* _Directive_: Leave out the pictures; transcribe all else exactly.
=======
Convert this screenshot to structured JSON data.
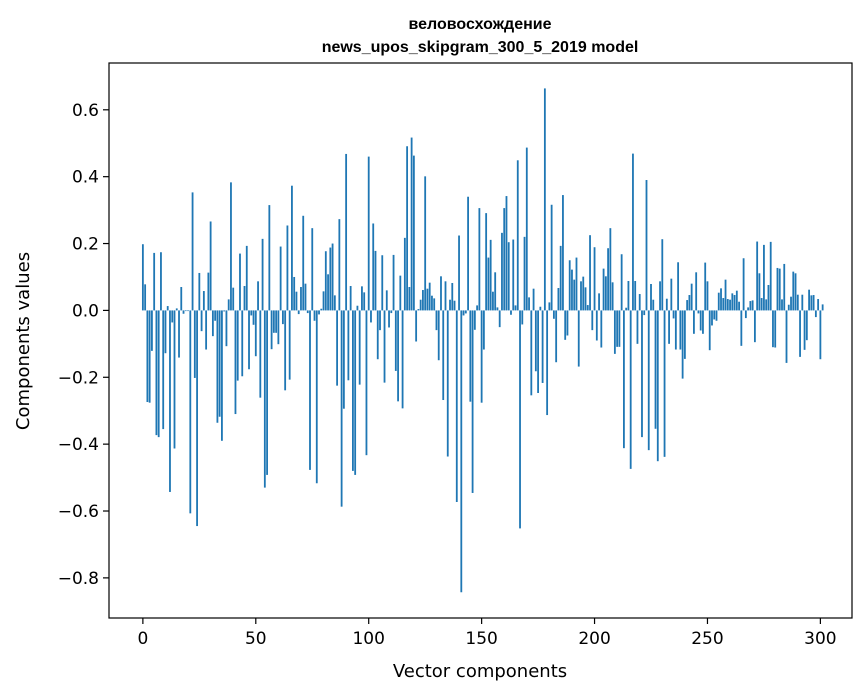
{
  "chart_data": {
    "type": "bar",
    "title_line1": "веловосхождение",
    "title_line2": "news_upos_skipgram_300_5_2019 model",
    "xlabel": "Vector components",
    "ylabel": "Components values",
    "xlim": [
      -15,
      314
    ],
    "ylim": [
      -0.92,
      0.74
    ],
    "xticks": [
      0,
      50,
      100,
      150,
      200,
      250,
      300
    ],
    "yticks": [
      -0.8,
      -0.6,
      -0.4,
      -0.2,
      0.0,
      0.2,
      0.4,
      0.6
    ],
    "ytick_labels": [
      "−0.8",
      "−0.6",
      "−0.4",
      "−0.2",
      "0.0",
      "0.2",
      "0.4",
      "0.6"
    ],
    "bar_color": "#1f77b4",
    "grid": false,
    "values": [
      0.198,
      0.078,
      -0.274,
      -0.276,
      -0.121,
      0.172,
      -0.373,
      -0.379,
      0.174,
      -0.355,
      -0.128,
      0.013,
      -0.543,
      -0.036,
      -0.413,
      0.006,
      -0.141,
      0.07,
      -0.01,
      -0.002,
      -0.002,
      -0.607,
      0.353,
      -0.202,
      -0.645,
      0.112,
      -0.062,
      0.058,
      -0.117,
      0.113,
      0.266,
      -0.077,
      -0.031,
      -0.336,
      -0.318,
      -0.39,
      -0.003,
      -0.107,
      0.033,
      0.383,
      0.068,
      -0.31,
      -0.21,
      0.17,
      -0.197,
      0.073,
      0.193,
      -0.176,
      -0.015,
      -0.043,
      -0.137,
      0.087,
      -0.261,
      0.214,
      -0.53,
      -0.492,
      0.315,
      -0.116,
      -0.067,
      -0.067,
      -0.101,
      0.191,
      -0.041,
      -0.239,
      0.254,
      -0.207,
      0.373,
      0.1,
      0.056,
      -0.011,
      0.07,
      0.283,
      0.08,
      -0.008,
      -0.477,
      0.246,
      -0.031,
      -0.517,
      -0.012,
      0.005,
      0.057,
      0.177,
      0.108,
      0.188,
      0.2,
      0.045,
      -0.225,
      0.273,
      -0.587,
      -0.294,
      0.468,
      -0.209,
      0.073,
      -0.48,
      -0.492,
      0.014,
      -0.222,
      0.072,
      0.054,
      -0.433,
      0.46,
      -0.036,
      0.26,
      0.178,
      -0.146,
      -0.059,
      0.165,
      -0.216,
      0.06,
      -0.051,
      -0.008,
      0.166,
      -0.181,
      -0.272,
      0.104,
      -0.293,
      0.217,
      0.491,
      0.07,
      0.517,
      0.463,
      -0.093,
      0.004,
      0.032,
      0.061,
      0.401,
      0.065,
      0.083,
      0.044,
      0.036,
      -0.059,
      -0.149,
      0.102,
      -0.268,
      0.087,
      -0.437,
      0.032,
      0.082,
      0.029,
      -0.573,
      0.224,
      -0.843,
      -0.015,
      -0.009,
      0.34,
      -0.273,
      -0.546,
      -0.058,
      0.015,
      0.306,
      -0.276,
      -0.117,
      0.291,
      0.158,
      0.211,
      0.056,
      0.114,
      0.009,
      -0.05,
      0.232,
      0.306,
      0.342,
      0.204,
      -0.013,
      0.212,
      0.015,
      0.449,
      -0.652,
      -0.042,
      0.22,
      0.487,
      0.039,
      -0.254,
      0.065,
      -0.182,
      -0.247,
      0.011,
      -0.217,
      0.664,
      -0.313,
      0.024,
      0.316,
      -0.025,
      -0.155,
      0.067,
      0.193,
      0.345,
      -0.088,
      -0.075,
      0.15,
      0.122,
      0.092,
      0.158,
      -0.168,
      0.087,
      0.101,
      0.069,
      0.016,
      0.225,
      -0.059,
      0.189,
      -0.09,
      0.051,
      -0.111,
      0.125,
      0.102,
      0.186,
      0.246,
      0.084,
      -0.13,
      -0.109,
      -0.109,
      0.168,
      -0.412,
      0.008,
      0.088,
      -0.474,
      0.469,
      0.088,
      -0.1,
      0.049,
      -0.379,
      -0.014,
      0.39,
      -0.418,
      0.079,
      0.032,
      -0.354,
      -0.451,
      0.087,
      0.213,
      -0.438,
      0.035,
      -0.1,
      0.095,
      -0.024,
      -0.117,
      0.144,
      -0.117,
      -0.204,
      -0.145,
      0.031,
      0.046,
      0.08,
      -0.07,
      0.114,
      -0.009,
      -0.06,
      -0.07,
      0.143,
      0.087,
      -0.119,
      -0.045,
      -0.027,
      -0.031,
      0.053,
      0.066,
      0.037,
      0.092,
      0.034,
      0.032,
      0.051,
      0.046,
      0.059,
      0.026,
      -0.106,
      0.156,
      -0.023,
      0.009,
      0.028,
      0.03,
      -0.095,
      0.206,
      0.111,
      0.037,
      0.196,
      0.033,
      0.076,
      0.205,
      -0.11,
      -0.111,
      0.127,
      0.125,
      0.033,
      0.139,
      -0.157,
      0.017,
      0.041,
      0.116,
      0.111,
      0.047,
      -0.139,
      0.047,
      -0.118,
      -0.089,
      0.062,
      0.045,
      0.046,
      -0.02,
      0.034,
      -0.146,
      0.018
    ]
  }
}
=======
* _Answer to this exercise_:
Convert this screenshot to structured JSON data.
{
  "chart_data": {
    "type": "bar",
    "title_line1": "веловосхождение",
    "title_line2": "news_upos_skipgram_300_5_2019 model",
    "xlabel": "Vector components",
    "ylabel": "Components values",
    "xlim": [
      -15,
      314
    ],
    "ylim": [
      -0.92,
      0.74
    ],
    "xticks": [
      0,
      50,
      100,
      150,
      200,
      250,
      300
    ],
    "yticks": [
      -0.8,
      -0.6,
      -0.4,
      -0.2,
      0.0,
      0.2,
      0.4,
      0.6
    ],
    "ytick_labels": [
      "−0.8",
      "−0.6",
      "−0.4",
      "−0.2",
      "0.0",
      "0.2",
      "0.4",
      "0.6"
    ],
    "bar_color": "#1f77b4",
    "grid": false,
    "values": [
      0.198,
      0.078,
      -0.274,
      -0.276,
      -0.121,
      0.172,
      -0.373,
      -0.379,
      0.174,
      -0.355,
      -0.128,
      0.013,
      -0.543,
      -0.036,
      -0.413,
      0.006,
      -0.141,
      0.07,
      -0.01,
      -0.002,
      -0.002,
      -0.607,
      0.353,
      -0.202,
      -0.645,
      0.112,
      -0.062,
      0.058,
      -0.117,
      0.113,
      0.266,
      -0.077,
      -0.031,
      -0.336,
      -0.318,
      -0.39,
      -0.003,
      -0.107,
      0.033,
      0.383,
      0.068,
      -0.31,
      -0.21,
      0.17,
      -0.197,
      0.073,
      0.193,
      -0.176,
      -0.015,
      -0.043,
      -0.137,
      0.087,
      -0.261,
      0.214,
      -0.53,
      -0.492,
      0.315,
      -0.116,
      -0.067,
      -0.067,
      -0.101,
      0.191,
      -0.041,
      -0.239,
      0.254,
      -0.207,
      0.373,
      0.1,
      0.056,
      -0.011,
      0.07,
      0.283,
      0.08,
      -0.008,
      -0.477,
      0.246,
      -0.031,
      -0.517,
      -0.012,
      0.005,
      0.057,
      0.177,
      0.108,
      0.188,
      0.2,
      0.045,
      -0.225,
      0.273,
      -0.587,
      -0.294,
      0.468,
      -0.209,
      0.073,
      -0.48,
      -0.492,
      0.014,
      -0.222,
      0.072,
      0.054,
      -0.433,
      0.46,
      -0.036,
      0.26,
      0.178,
      -0.146,
      -0.059,
      0.165,
      -0.216,
      0.06,
      -0.051,
      -0.008,
      0.166,
      -0.181,
      -0.272,
      0.104,
      -0.293,
      0.217,
      0.491,
      0.07,
      0.517,
      0.463,
      -0.093,
      0.004,
      0.032,
      0.061,
      0.401,
      0.065,
      0.083,
      0.044,
      0.036,
      -0.059,
      -0.149,
      0.102,
      -0.268,
      0.087,
      -0.437,
      0.032,
      0.082,
      0.029,
      -0.573,
      0.224,
      -0.843,
      -0.015,
      -0.009,
      0.34,
      -0.273,
      -0.546,
      -0.058,
      0.015,
      0.306,
      -0.276,
      -0.117,
      0.291,
      0.158,
      0.211,
      0.056,
      0.114,
      0.009,
      -0.05,
      0.232,
      0.306,
      0.342,
      0.204,
      -0.013,
      0.212,
      0.015,
      0.449,
      -0.652,
      -0.042,
      0.22,
      0.487,
      0.039,
      -0.254,
      0.065,
      -0.182,
      -0.247,
      0.011,
      -0.217,
      0.664,
      -0.313,
      0.024,
      0.316,
      -0.025,
      -0.155,
      0.067,
      0.193,
      0.345,
      -0.088,
      -0.075,
      0.15,
      0.122,
      0.092,
      0.158,
      -0.168,
      0.087,
      0.101,
      0.069,
      0.016,
      0.225,
      -0.059,
      0.189,
      -0.09,
      0.051,
      -0.111,
      0.125,
      0.102,
      0.186,
      0.246,
      0.084,
      -0.13,
      -0.109,
      -0.109,
      0.168,
      -0.412,
      0.008,
      0.088,
      -0.474,
      0.469,
      0.088,
      -0.1,
      0.049,
      -0.379,
      -0.014,
      0.39,
      -0.418,
      0.079,
      0.032,
      -0.354,
      -0.451,
      0.087,
      0.213,
      -0.438,
      0.035,
      -0.1,
      0.095,
      -0.024,
      -0.117,
      0.144,
      -0.117,
      -0.204,
      -0.145,
      0.031,
      0.046,
      0.08,
      -0.07,
      0.114,
      -0.009,
      -0.06,
      -0.07,
      0.143,
      0.087,
      -0.119,
      -0.045,
      -0.027,
      -0.031,
      0.053,
      0.066,
      0.037,
      0.092,
      0.034,
      0.032,
      0.051,
      0.046,
      0.059,
      0.026,
      -0.106,
      0.156,
      -0.023,
      0.009,
      0.028,
      0.03,
      -0.095,
      0.206,
      0.111,
      0.037,
      0.196,
      0.033,
      0.076,
      0.205,
      -0.11,
      -0.111,
      0.127,
      0.125,
      0.033,
      0.139,
      -0.157,
      0.017,
      0.041,
      0.116,
      0.111,
      0.047,
      -0.139,
      0.047,
      -0.118,
      -0.089,
      0.062,
      0.045,
      0.046,
      -0.02,
      0.034,
      -0.146,
      0.018
    ]
  }
}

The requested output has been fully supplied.